§ Given problem:
Return the material below in full and exactly.

§ Recorded data:

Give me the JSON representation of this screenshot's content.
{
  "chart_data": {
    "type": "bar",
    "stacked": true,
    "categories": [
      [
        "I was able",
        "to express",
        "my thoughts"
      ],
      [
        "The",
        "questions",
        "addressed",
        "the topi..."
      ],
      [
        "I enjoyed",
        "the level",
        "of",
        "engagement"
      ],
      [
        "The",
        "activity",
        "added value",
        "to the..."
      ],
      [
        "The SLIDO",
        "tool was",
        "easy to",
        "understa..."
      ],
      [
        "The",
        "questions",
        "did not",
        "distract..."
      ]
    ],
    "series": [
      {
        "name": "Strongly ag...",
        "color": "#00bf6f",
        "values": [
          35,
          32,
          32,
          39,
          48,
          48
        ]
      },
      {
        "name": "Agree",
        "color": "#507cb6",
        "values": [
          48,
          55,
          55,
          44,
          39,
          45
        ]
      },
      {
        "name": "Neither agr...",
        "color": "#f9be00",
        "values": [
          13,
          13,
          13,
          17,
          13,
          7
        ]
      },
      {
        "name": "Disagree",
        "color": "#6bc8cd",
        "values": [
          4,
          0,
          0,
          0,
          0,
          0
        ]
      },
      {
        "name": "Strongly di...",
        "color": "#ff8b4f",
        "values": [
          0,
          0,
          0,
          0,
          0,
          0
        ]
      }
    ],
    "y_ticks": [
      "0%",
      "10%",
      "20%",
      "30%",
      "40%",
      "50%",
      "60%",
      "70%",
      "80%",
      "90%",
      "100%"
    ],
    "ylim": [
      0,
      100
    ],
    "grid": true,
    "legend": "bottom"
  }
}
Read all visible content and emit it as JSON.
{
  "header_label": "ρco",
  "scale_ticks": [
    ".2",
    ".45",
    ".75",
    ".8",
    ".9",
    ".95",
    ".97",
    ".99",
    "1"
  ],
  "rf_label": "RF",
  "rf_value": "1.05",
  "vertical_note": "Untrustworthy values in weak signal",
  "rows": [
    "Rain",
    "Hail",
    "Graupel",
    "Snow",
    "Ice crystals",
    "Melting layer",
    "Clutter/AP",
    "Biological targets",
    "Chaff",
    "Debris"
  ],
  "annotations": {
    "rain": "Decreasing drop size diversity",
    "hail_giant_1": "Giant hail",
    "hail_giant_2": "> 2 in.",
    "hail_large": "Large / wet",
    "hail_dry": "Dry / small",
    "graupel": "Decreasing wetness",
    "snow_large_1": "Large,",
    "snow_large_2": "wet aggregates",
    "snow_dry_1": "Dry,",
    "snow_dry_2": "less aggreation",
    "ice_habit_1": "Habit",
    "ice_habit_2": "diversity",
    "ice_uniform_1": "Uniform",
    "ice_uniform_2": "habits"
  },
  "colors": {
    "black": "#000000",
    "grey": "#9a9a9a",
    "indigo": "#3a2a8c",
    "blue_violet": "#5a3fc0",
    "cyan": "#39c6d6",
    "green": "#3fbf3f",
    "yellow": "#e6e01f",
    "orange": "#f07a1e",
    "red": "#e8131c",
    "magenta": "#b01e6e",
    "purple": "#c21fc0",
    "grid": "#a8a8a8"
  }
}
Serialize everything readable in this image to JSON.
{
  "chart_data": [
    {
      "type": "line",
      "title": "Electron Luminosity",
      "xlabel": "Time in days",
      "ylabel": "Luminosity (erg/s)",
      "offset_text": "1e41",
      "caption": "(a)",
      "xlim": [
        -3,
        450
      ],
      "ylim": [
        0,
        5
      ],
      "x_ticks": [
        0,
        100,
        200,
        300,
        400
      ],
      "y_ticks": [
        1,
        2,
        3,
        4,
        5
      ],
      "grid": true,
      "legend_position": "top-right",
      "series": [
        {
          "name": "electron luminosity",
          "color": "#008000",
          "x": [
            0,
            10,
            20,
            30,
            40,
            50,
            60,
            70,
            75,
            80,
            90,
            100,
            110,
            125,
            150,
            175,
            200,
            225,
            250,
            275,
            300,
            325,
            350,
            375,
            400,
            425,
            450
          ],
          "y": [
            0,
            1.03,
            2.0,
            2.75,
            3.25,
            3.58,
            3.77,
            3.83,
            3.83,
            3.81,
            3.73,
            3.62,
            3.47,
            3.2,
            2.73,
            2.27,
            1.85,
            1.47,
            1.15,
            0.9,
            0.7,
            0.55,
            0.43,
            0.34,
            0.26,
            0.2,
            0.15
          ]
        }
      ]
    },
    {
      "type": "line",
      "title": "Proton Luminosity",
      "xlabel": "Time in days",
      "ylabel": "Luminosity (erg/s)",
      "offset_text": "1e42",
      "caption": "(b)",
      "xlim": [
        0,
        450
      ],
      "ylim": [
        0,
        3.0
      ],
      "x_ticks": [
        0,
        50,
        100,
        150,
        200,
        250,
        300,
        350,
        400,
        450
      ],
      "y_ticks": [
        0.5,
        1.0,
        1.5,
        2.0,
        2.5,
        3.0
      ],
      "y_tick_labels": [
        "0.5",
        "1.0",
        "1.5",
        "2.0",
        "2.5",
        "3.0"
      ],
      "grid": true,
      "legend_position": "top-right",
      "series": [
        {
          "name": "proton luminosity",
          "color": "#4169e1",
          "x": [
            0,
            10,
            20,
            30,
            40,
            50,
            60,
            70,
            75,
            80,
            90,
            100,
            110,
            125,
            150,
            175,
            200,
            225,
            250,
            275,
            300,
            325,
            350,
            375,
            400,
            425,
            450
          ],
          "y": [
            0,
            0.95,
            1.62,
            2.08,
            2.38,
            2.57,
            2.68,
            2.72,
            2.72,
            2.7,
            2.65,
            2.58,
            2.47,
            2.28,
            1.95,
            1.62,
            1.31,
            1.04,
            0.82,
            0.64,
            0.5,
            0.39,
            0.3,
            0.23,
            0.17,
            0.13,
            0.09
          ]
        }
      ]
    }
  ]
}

§ Task output:
Give me the JSON representation of this screenshot's content.
{
  "chart_data": {
    "type": "bar",
    "stacked": true,
    "categories": [
      [
        "I was able",
        "to express",
        "my thoughts"
      ],
      [
        "The",
        "questions",
        "addressed",
        "the topi..."
      ],
      [
        "I enjoyed",
        "the level",
        "of",
        "engagement"
      ],
      [
        "The",
        "activity",
        "added value",
        "to the..."
      ],
      [
        "The SLIDO",
        "tool was",
        "easy to",
        "understa..."
      ],
      [
        "The",
        "questions",
        "did not",
        "distract..."
      ]
    ],
    "series": [
      {
        "name": "Strongly ag...",
        "color": "#00bf6f",
        "values": [
          35,
          32,
          32,
          39,
          48,
          48
        ]
      },
      {
        "name": "Agree",
        "color": "#507cb6",
        "values": [
          48,
          55,
          55,
          44,
          39,
          45
        ]
      },
      {
        "name": "Neither agr...",
        "color": "#f9be00",
        "values": [
          13,
          13,
          13,
          17,
          13,
          7
        ]
      },
      {
        "name": "Disagree",
        "color": "#6bc8cd",
        "values": [
          4,
          0,
          0,
          0,
          0,
          0
        ]
      },
      {
        "name": "Strongly di...",
        "color": "#ff8b4f",
        "values": [
          0,
          0,
          0,
          0,
          0,
          0
        ]
      }
    ],
    "y_ticks": [
      "0%",
      "10%",
      "20%",
      "30%",
      "40%",
      "50%",
      "60%",
      "70%",
      "80%",
      "90%",
      "100%"
    ],
    "ylim": [
      0,
      100
    ],
    "grid": true,
    "legend": "bottom"
  }
}
Read all visible content and emit it as JSON.
{
  "header_label": "ρco",
  "scale_ticks": [
    ".2",
    ".45",
    ".75",
    ".8",
    ".9",
    ".95",
    ".97",
    ".99",
    "1"
  ],
  "rf_label": "RF",
  "rf_value": "1.05",
  "vertical_note": "Untrustworthy values in weak signal",
  "rows": [
    "Rain",
    "Hail",
    "Graupel",
    "Snow",
    "Ice crystals",
    "Melting layer",
    "Clutter/AP",
    "Biological targets",
    "Chaff",
    "Debris"
  ],
  "annotations": {
    "rain": "Decreasing drop size diversity",
    "hail_giant_1": "Giant hail",
    "hail_giant_2": "> 2 in.",
    "hail_large": "Large / wet",
    "hail_dry": "Dry / small",
    "graupel": "Decreasing wetness",
    "snow_large_1": "Large,",
    "snow_large_2": "wet aggregates",
    "snow_dry_1": "Dry,",
    "snow_dry_2": "less aggreation",
    "ice_habit_1": "Habit",
    "ice_habit_2": "diversity",
    "ice_uniform_1": "Uniform",
    "ice_uniform_2": "habits"
  },
  "colors": {
    "black": "#000000",
    "grey": "#9a9a9a",
    "indigo": "#3a2a8c",
    "blue_violet": "#5a3fc0",
    "cyan": "#39c6d6",
    "green": "#3fbf3f",
    "yellow": "#e6e01f",
    "orange": "#f07a1e",
    "red": "#e8131c",
    "magenta": "#b01e6e",
    "purple": "#c21fc0",
    "grid": "#a8a8a8"
  }
}
Serialize everything readable in this image to JSON.
{
  "chart_data": [
    {
      "type": "line",
      "title": "Electron Luminosity",
      "xlabel": "Time in days",
      "ylabel": "Luminosity (erg/s)",
      "offset_text": "1e41",
      "caption": "(a)",
      "xlim": [
        -3,
        450
      ],
      "ylim": [
        0,
        5
      ],
      "x_ticks": [
        0,
        100,
        200,
        300,
        400
      ],
      "y_ticks": [
        1,
        2,
        3,
        4,
        5
      ],
      "grid": true,
      "legend_position": "top-right",
      "series": [
        {
          "name": "electron luminosity",
          "color": "#008000",
          "x": [
            0,
            10,
            20,
            30,
            40,
            50,
            60,
            70,
            75,
            80,
            90,
            100,
            110,
            125,
            150,
            175,
            200,
            225,
            250,
            275,
            300,
            325,
            350,
            375,
            400,
            425,
            450
          ],
          "y": [
            0,
            1.03,
            2.0,
            2.75,
            3.25,
            3.58,
            3.77,
            3.83,
            3.83,
            3.81,
            3.73,
            3.62,
            3.47,
            3.2,
            2.73,
            2.27,
            1.85,
            1.47,
            1.15,
            0.9,
            0.7,
            0.55,
            0.43,
            0.34,
            0.26,
            0.2,
            0.15
          ]
        }
      ]
    },
    {
      "type": "line",
      "title": "Proton Luminosity",
      "xlabel": "Time in days",
      "ylabel": "Luminosity (erg/s)",
      "offset_text": "1e42",
      "caption": "(b)",
      "xlim": [
        0,
        450
      ],
      "ylim": [
        0,
        3.0
      ],
      "x_ticks": [
        0,
        50,
        100,
        150,
        200,
        250,
        300,
        350,
        400,
        450
      ],
      "y_ticks": [
        0.5,
        1.0,
        1.5,
        2.0,
        2.5,
        3.0
      ],
      "y_tick_labels": [
        "0.5",
        "1.0",
        "1.5",
        "2.0",
        "2.5",
        "3.0"
      ],
      "grid": true,
      "legend_position": "top-right",
      "series": [
        {
          "name": "proton luminosity",
          "color": "#4169e1",
          "x": [
            0,
            10,
            20,
            30,
            40,
            50,
            60,
            70,
            75,
            80,
            90,
            100,
            110,
            125,
            150,
            175,
            200,
            225,
            250,
            275,
            300,
            325,
            350,
            375,
            400,
            425,
            450
          ],
          "y": [
            0,
            0.95,
            1.62,
            2.08,
            2.38,
            2.57,
            2.68,
            2.72,
            2.72,
            2.7,
            2.65,
            2.58,
            2.47,
            2.28,
            1.95,
            1.62,
            1.31,
            1.04,
            0.82,
            0.64,
            0.5,
            0.39,
            0.3,
            0.23,
            0.17,
            0.13,
            0.09
          ]
        }
      ]
    }
  ]
}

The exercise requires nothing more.